Directions:
Show every line in the records below that contains the word "screenshot".

Data entries:

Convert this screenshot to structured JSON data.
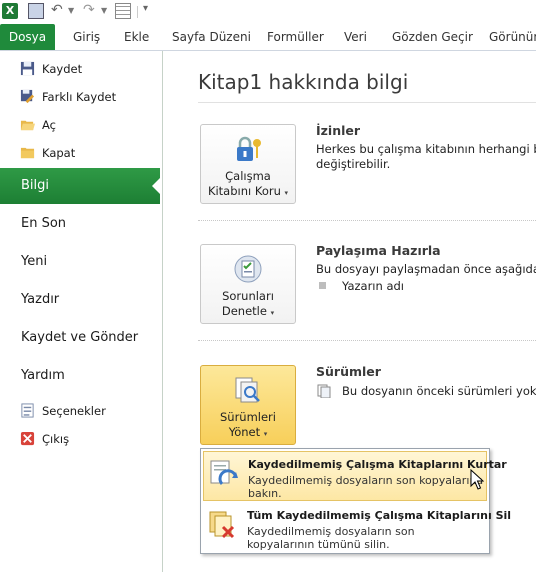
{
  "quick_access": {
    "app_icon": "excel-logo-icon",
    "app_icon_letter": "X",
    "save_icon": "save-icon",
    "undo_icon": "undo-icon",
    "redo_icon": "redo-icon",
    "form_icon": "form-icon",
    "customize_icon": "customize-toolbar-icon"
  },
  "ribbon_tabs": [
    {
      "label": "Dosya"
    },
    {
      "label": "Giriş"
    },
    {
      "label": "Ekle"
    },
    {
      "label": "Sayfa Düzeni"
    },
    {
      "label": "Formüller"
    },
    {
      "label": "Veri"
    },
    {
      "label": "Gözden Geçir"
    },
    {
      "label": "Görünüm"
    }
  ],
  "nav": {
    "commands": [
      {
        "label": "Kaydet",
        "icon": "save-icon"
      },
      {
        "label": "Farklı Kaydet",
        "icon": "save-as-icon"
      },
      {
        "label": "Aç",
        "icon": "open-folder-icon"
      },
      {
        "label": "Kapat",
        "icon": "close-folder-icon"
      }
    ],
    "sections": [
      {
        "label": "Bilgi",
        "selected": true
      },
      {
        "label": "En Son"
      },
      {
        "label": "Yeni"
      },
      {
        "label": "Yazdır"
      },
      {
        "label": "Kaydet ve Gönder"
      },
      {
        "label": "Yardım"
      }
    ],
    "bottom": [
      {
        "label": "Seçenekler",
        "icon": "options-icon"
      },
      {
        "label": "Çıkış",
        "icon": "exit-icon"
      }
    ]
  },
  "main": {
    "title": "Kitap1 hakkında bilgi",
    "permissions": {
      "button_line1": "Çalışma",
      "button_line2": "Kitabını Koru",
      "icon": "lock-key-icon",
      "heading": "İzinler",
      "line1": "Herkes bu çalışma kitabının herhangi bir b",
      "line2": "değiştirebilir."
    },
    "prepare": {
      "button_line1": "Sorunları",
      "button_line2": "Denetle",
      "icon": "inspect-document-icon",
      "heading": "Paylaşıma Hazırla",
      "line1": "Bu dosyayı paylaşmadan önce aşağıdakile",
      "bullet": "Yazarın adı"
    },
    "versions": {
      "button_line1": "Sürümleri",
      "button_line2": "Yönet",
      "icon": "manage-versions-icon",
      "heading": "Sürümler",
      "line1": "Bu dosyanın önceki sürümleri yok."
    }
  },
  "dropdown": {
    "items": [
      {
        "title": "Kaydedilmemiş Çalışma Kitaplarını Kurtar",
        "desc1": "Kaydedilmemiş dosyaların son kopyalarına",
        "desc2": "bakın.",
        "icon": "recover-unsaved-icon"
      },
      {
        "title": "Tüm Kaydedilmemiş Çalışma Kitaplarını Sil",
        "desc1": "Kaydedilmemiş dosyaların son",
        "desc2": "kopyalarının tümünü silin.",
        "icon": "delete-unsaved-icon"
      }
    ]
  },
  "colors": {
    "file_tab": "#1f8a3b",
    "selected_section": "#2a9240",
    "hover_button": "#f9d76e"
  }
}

* * *

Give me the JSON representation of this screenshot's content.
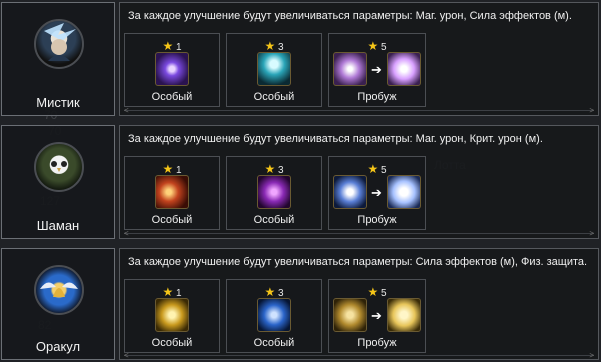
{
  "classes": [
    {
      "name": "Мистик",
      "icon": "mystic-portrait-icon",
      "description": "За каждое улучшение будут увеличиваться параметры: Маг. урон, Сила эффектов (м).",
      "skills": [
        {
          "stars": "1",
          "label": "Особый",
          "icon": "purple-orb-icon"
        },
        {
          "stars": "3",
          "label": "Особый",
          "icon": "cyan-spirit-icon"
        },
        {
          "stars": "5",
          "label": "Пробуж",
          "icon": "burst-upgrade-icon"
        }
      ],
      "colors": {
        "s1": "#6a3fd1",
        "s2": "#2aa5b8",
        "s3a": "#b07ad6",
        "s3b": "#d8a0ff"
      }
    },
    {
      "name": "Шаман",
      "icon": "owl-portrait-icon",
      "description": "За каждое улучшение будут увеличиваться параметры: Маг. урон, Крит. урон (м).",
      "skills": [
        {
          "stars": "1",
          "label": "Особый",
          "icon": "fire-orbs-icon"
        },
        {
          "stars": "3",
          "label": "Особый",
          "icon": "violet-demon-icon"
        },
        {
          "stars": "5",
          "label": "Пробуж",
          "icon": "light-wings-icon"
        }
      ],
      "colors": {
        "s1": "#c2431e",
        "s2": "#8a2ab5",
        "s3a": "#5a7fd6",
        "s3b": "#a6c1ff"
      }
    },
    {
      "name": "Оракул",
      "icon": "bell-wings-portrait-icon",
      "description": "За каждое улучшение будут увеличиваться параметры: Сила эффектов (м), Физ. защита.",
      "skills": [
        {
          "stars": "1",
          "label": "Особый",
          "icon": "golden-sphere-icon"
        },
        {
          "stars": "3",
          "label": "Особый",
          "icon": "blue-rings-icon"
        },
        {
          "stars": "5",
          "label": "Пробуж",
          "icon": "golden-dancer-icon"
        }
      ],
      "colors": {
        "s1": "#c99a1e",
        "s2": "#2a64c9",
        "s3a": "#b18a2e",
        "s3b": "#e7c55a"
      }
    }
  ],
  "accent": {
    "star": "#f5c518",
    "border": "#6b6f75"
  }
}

Task result:
Convert this screenshot to structured JSON data.
Give me the JSON representation of this screenshot's content.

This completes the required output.